* Begin Listed records *

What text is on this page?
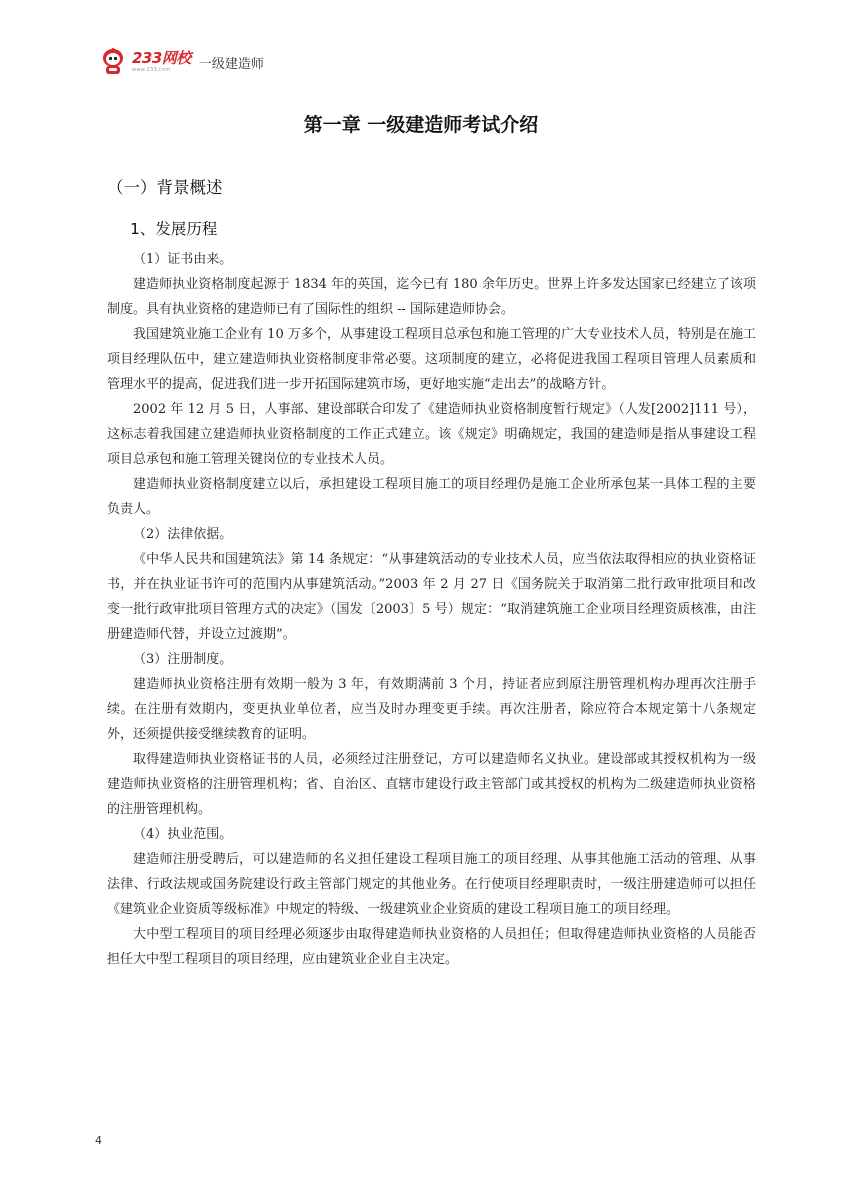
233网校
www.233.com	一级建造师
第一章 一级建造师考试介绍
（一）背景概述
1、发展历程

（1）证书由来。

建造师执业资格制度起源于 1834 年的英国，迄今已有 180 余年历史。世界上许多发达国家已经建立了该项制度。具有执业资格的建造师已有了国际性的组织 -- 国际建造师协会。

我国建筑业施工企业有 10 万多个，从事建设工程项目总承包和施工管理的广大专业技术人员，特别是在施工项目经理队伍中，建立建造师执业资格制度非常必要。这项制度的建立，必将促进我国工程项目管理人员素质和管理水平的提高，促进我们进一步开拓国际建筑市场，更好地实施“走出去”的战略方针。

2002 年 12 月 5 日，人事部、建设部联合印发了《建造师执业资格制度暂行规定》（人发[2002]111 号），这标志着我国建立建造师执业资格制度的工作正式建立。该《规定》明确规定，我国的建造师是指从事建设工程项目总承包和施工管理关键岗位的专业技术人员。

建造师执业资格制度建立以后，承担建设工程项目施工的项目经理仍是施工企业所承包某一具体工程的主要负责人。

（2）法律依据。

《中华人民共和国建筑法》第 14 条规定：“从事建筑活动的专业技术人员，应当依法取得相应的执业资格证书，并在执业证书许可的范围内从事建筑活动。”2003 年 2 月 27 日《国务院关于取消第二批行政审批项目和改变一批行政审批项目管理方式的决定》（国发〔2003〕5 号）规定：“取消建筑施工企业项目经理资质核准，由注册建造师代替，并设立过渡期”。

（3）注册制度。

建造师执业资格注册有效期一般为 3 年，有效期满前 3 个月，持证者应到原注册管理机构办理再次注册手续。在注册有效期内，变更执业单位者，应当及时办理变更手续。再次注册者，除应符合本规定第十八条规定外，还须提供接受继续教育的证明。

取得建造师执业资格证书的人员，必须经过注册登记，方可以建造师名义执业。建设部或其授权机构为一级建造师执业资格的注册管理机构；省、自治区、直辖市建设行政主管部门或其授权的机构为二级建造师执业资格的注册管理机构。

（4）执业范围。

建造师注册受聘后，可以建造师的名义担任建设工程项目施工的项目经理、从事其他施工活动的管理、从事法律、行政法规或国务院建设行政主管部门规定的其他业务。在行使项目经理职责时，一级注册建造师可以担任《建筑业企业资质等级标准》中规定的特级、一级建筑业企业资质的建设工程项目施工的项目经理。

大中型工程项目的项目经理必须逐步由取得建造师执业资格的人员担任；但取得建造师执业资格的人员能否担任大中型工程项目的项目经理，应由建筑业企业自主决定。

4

* End Listed records *
* Begin Listed records *

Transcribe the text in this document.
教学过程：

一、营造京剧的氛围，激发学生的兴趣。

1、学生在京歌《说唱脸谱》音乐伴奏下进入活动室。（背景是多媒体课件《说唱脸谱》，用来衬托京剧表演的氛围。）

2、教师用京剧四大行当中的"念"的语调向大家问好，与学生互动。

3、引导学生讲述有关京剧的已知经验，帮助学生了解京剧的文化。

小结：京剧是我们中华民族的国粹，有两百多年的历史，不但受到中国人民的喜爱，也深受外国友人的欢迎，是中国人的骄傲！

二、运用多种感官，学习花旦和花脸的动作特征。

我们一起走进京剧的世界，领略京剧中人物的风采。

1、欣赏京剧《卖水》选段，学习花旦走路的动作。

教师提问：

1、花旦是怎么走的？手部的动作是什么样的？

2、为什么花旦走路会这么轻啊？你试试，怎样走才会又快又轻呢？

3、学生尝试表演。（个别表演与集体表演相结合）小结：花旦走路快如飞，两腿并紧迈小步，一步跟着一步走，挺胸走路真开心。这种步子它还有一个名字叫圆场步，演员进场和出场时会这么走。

* End Listed records *

* **What the task requires**:
Show all lines above holding "this".

* **Expected output**:
What text is on this page?
Transcribe the text in this document.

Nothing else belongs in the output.